* [Task details]:
Make an exact copy of each entry, leaving out every picture.

(Collected data entries)

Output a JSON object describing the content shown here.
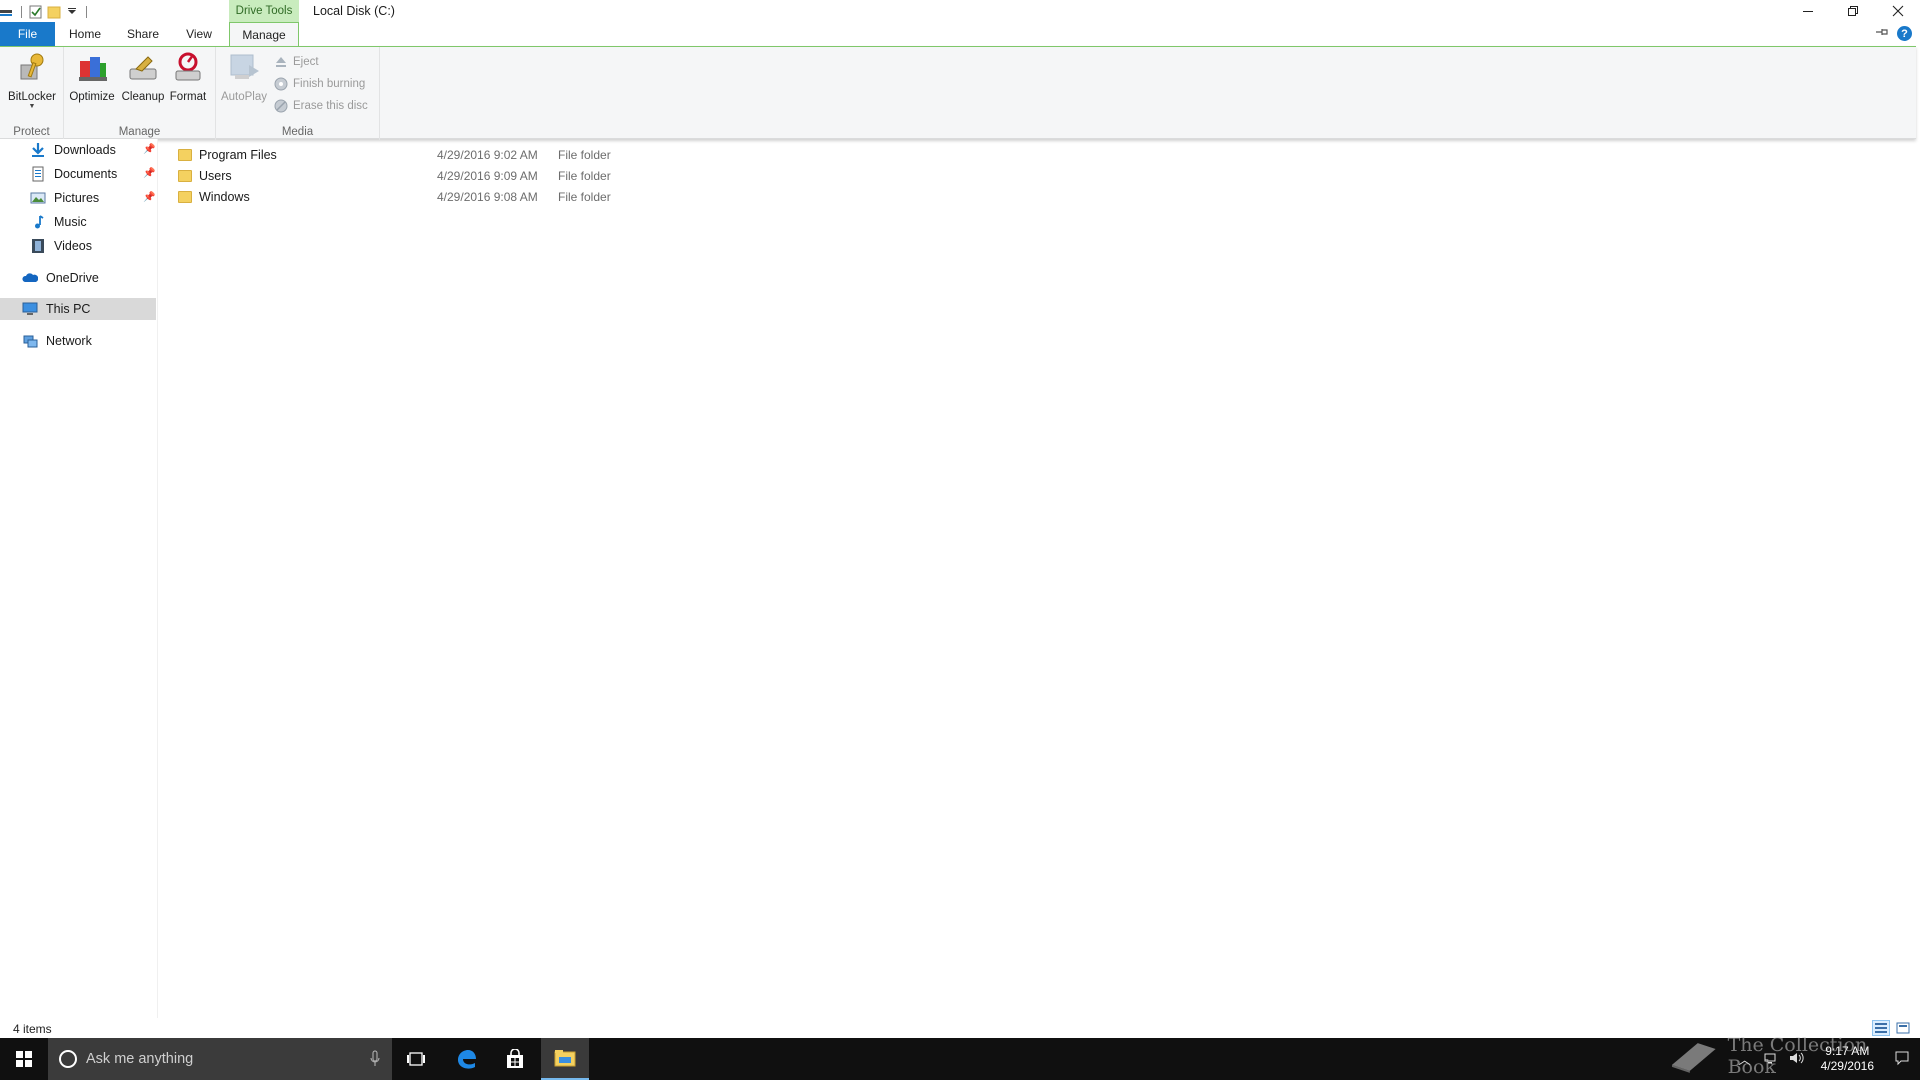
{
  "titlebar": {
    "context_tab": "Drive Tools",
    "window_title": "Local Disk (C:)"
  },
  "ribbon_tabs": {
    "file": "File",
    "home": "Home",
    "share": "Share",
    "view": "View",
    "manage": "Manage"
  },
  "ribbon": {
    "groups": {
      "protect": "Protect",
      "manage": "Manage",
      "media": "Media"
    },
    "buttons": {
      "bitlocker": "BitLocker",
      "optimize": "Optimize",
      "cleanup": "Cleanup",
      "format": "Format",
      "autoplay": "AutoPlay",
      "eject": "Eject",
      "finish_burning": "Finish burning",
      "erase_disc": "Erase this disc"
    }
  },
  "nav": {
    "items": [
      {
        "label": "Downloads",
        "icon": "download-arrow-icon",
        "pinned": true
      },
      {
        "label": "Documents",
        "icon": "document-icon",
        "pinned": true
      },
      {
        "label": "Pictures",
        "icon": "pictures-icon",
        "pinned": true
      },
      {
        "label": "Music",
        "icon": "music-note-icon",
        "pinned": false
      },
      {
        "label": "Videos",
        "icon": "film-icon",
        "pinned": false
      },
      {
        "label": "OneDrive",
        "icon": "cloud-icon",
        "pinned": false
      },
      {
        "label": "This PC",
        "icon": "monitor-icon",
        "pinned": false,
        "selected": true
      },
      {
        "label": "Network",
        "icon": "network-icon",
        "pinned": false
      }
    ]
  },
  "files": [
    {
      "name": "Program Files",
      "date": "4/29/2016 9:02 AM",
      "type": "File folder"
    },
    {
      "name": "Users",
      "date": "4/29/2016 9:09 AM",
      "type": "File folder"
    },
    {
      "name": "Windows",
      "date": "4/29/2016 9:08 AM",
      "type": "File folder"
    }
  ],
  "status": {
    "item_count": "4 items"
  },
  "taskbar": {
    "search_placeholder": "Ask me anything",
    "time": "9:17 AM",
    "date": "4/29/2016"
  },
  "watermark": {
    "text": "The Collection Book"
  },
  "colors": {
    "file_tab": "#1979ca",
    "context_tab_bg": "#c9ecbe",
    "context_tab_text": "#2f6a25",
    "ribbon_bg": "#f5f6f7",
    "selected_nav": "#d9d9d9",
    "taskbar": "#101010",
    "folder": "#f4d160"
  }
}
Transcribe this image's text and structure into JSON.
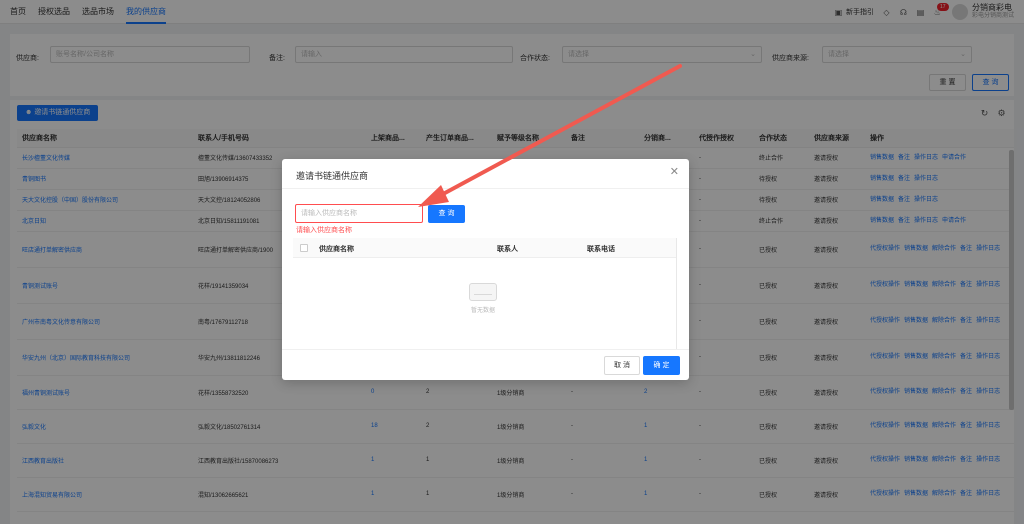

* [Answer in full]:
Output a JSON object describing the content shown here.
{
  "titlebar": {
    "context_tab": "Drive Tools",
    "window_title": "Local Disk (C:)"
  },
  "ribbon_tabs": {
    "file": "File",
    "home": "Home",
    "share": "Share",
    "view": "View",
    "manage": "Manage"
  },
  "ribbon": {
    "groups": {
      "protect": "Protect",
      "manage": "Manage",
      "media": "Media"
    },
    "buttons": {
      "bitlocker": "BitLocker",
      "optimize": "Optimize",
      "cleanup": "Cleanup",
      "format": "Format",
      "autoplay": "AutoPlay",
      "eject": "Eject",
      "finish_burning": "Finish burning",
      "erase_disc": "Erase this disc"
    }
  },
  "nav": {
    "items": [
      {
        "label": "Downloads",
        "icon": "download-arrow-icon",
        "pinned": true
      },
      {
        "label": "Documents",
        "icon": "document-icon",
        "pinned": true
      },
      {
        "label": "Pictures",
        "icon": "pictures-icon",
        "pinned": true
      },
      {
        "label": "Music",
        "icon": "music-note-icon",
        "pinned": false
      },
      {
        "label": "Videos",
        "icon": "film-icon",
        "pinned": false
      },
      {
        "label": "OneDrive",
        "icon": "cloud-icon",
        "pinned": false
      },
      {
        "label": "This PC",
        "icon": "monitor-icon",
        "pinned": false,
        "selected": true
      },
      {
        "label": "Network",
        "icon": "network-icon",
        "pinned": false
      }
    ]
  },
  "files": [
    {
      "name": "Program Files",
      "date": "4/29/2016 9:02 AM",
      "type": "File folder"
    },
    {
      "name": "Users",
      "date": "4/29/2016 9:09 AM",
      "type": "File folder"
    },
    {
      "name": "Windows",
      "date": "4/29/2016 9:08 AM",
      "type": "File folder"
    }
  ],
  "status": {
    "item_count": "4 items"
  },
  "taskbar": {
    "search_placeholder": "Ask me anything",
    "time": "9:17 AM",
    "date": "4/29/2016"
  },
  "watermark": {
    "text": "The Collection Book"
  },
  "colors": {
    "file_tab": "#1979ca",
    "context_tab_bg": "#c9ecbe",
    "context_tab_text": "#2f6a25",
    "ribbon_bg": "#f5f6f7",
    "selected_nav": "#d9d9d9",
    "taskbar": "#101010",
    "folder": "#f4d160"
  }
}
Transcribe this image's text and structure into JSON.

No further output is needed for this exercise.